» **Data records**
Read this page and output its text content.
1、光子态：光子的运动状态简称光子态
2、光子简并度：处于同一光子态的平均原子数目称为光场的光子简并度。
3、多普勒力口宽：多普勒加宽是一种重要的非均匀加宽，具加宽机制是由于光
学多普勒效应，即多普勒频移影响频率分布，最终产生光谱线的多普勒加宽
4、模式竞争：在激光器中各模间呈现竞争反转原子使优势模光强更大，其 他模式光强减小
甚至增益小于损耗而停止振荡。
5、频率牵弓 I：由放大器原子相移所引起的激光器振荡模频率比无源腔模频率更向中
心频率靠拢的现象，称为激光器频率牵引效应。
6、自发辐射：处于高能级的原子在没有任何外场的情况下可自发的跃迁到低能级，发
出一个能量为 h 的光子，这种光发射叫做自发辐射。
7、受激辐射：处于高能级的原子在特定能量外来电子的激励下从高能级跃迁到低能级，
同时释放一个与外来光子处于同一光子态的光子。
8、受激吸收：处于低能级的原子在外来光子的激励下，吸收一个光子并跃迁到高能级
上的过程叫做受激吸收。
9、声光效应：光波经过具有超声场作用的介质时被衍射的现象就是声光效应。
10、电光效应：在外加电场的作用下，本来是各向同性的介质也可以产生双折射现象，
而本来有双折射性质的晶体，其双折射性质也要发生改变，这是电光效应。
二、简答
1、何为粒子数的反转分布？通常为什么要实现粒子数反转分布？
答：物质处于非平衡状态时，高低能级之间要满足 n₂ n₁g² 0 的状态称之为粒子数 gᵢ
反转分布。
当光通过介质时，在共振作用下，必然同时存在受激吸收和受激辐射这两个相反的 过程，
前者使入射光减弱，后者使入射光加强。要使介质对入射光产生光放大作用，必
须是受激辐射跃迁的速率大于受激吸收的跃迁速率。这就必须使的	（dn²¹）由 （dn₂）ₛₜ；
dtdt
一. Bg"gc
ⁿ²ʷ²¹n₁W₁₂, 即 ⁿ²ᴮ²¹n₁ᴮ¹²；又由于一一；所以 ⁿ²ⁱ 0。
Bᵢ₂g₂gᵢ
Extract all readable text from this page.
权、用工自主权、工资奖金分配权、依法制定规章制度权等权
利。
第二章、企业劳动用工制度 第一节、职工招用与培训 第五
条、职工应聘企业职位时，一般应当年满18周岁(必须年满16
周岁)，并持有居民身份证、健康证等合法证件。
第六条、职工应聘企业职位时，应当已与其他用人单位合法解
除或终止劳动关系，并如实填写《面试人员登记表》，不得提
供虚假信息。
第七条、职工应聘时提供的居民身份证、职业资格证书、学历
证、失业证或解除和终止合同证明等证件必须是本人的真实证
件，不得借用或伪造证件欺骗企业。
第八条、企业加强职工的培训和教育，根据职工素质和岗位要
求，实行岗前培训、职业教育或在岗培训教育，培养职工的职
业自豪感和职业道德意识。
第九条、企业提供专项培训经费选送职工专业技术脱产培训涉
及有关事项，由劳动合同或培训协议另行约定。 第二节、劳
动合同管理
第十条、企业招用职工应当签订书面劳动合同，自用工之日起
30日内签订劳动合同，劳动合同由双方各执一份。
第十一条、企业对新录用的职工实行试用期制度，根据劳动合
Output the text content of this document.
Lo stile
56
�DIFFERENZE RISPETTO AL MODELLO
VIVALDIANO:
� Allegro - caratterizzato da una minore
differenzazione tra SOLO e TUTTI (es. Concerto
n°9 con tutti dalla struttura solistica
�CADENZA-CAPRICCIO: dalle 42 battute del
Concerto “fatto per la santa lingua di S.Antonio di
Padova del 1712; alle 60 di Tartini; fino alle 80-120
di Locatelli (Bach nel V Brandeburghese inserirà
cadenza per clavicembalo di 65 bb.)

» **Given task**
Give the entries again in full, exactly as they are written.

» **The answer**
Read this page and output its text content.
1、光子态：光子的运动状态简称光子态
2、光子简并度：处于同一光子态的平均原子数目称为光场的光子简并度。
3、多普勒力口宽：多普勒加宽是一种重要的非均匀加宽，具加宽机制是由于光
学多普勒效应，即多普勒频移影响频率分布，最终产生光谱线的多普勒加宽
4、模式竞争：在激光器中各模间呈现竞争反转原子使优势模光强更大，其 他模式光强减小
甚至增益小于损耗而停止振荡。
5、频率牵弓 I：由放大器原子相移所引起的激光器振荡模频率比无源腔模频率更向中
心频率靠拢的现象，称为激光器频率牵引效应。
6、自发辐射：处于高能级的原子在没有任何外场的情况下可自发的跃迁到低能级，发
出一个能量为 h 的光子，这种光发射叫做自发辐射。
7、受激辐射：处于高能级的原子在特定能量外来电子的激励下从高能级跃迁到低能级，
同时释放一个与外来光子处于同一光子态的光子。
8、受激吸收：处于低能级的原子在外来光子的激励下，吸收一个光子并跃迁到高能级
上的过程叫做受激吸收。
9、声光效应：光波经过具有超声场作用的介质时被衍射的现象就是声光效应。
10、电光效应：在外加电场的作用下，本来是各向同性的介质也可以产生双折射现象，
而本来有双折射性质的晶体，其双折射性质也要发生改变，这是电光效应。
二、简答
1、何为粒子数的反转分布？通常为什么要实现粒子数反转分布？
答：物质处于非平衡状态时，高低能级之间要满足 n₂ n₁g² 0 的状态称之为粒子数 gᵢ
反转分布。
当光通过介质时，在共振作用下，必然同时存在受激吸收和受激辐射这两个相反的 过程，
前者使入射光减弱，后者使入射光加强。要使介质对入射光产生光放大作用，必
须是受激辐射跃迁的速率大于受激吸收的跃迁速率。这就必须使的	（dn²¹）由 （dn₂）ₛₜ；
dtdt
一. Bg"gc
ⁿ²ʷ²¹n₁W₁₂, 即 ⁿ²ᴮ²¹n₁ᴮ¹²；又由于一一；所以 ⁿ²ⁱ 0。
Bᵢ₂g₂gᵢ
Extract all readable text from this page.
权、用工自主权、工资奖金分配权、依法制定规章制度权等权
利。
第二章、企业劳动用工制度 第一节、职工招用与培训 第五
条、职工应聘企业职位时，一般应当年满18周岁(必须年满16
周岁)，并持有居民身份证、健康证等合法证件。
第六条、职工应聘企业职位时，应当已与其他用人单位合法解
除或终止劳动关系，并如实填写《面试人员登记表》，不得提
供虚假信息。
第七条、职工应聘时提供的居民身份证、职业资格证书、学历
证、失业证或解除和终止合同证明等证件必须是本人的真实证
件，不得借用或伪造证件欺骗企业。
第八条、企业加强职工的培训和教育，根据职工素质和岗位要
求，实行岗前培训、职业教育或在岗培训教育，培养职工的职
业自豪感和职业道德意识。
第九条、企业提供专项培训经费选送职工专业技术脱产培训涉
及有关事项，由劳动合同或培训协议另行约定。 第二节、劳
动合同管理
第十条、企业招用职工应当签订书面劳动合同，自用工之日起
30日内签订劳动合同，劳动合同由双方各执一份。
第十一条、企业对新录用的职工实行试用期制度，根据劳动合
Output the text content of this document.
Lo stile
56
�DIFFERENZE RISPETTO AL MODELLO
VIVALDIANO:
� Allegro - caratterizzato da una minore
differenzazione tra SOLO e TUTTI (es. Concerto
n°9 con tutti dalla struttura solistica
�CADENZA-CAPRICCIO: dalle 42 battute del
Concerto “fatto per la santa lingua di S.Antonio di
Padova del 1712; alle 60 di Tartini; fino alle 80-120
di Locatelli (Bach nel V Brandeburghese inserirà
cadenza per clavicembalo di 65 bb.)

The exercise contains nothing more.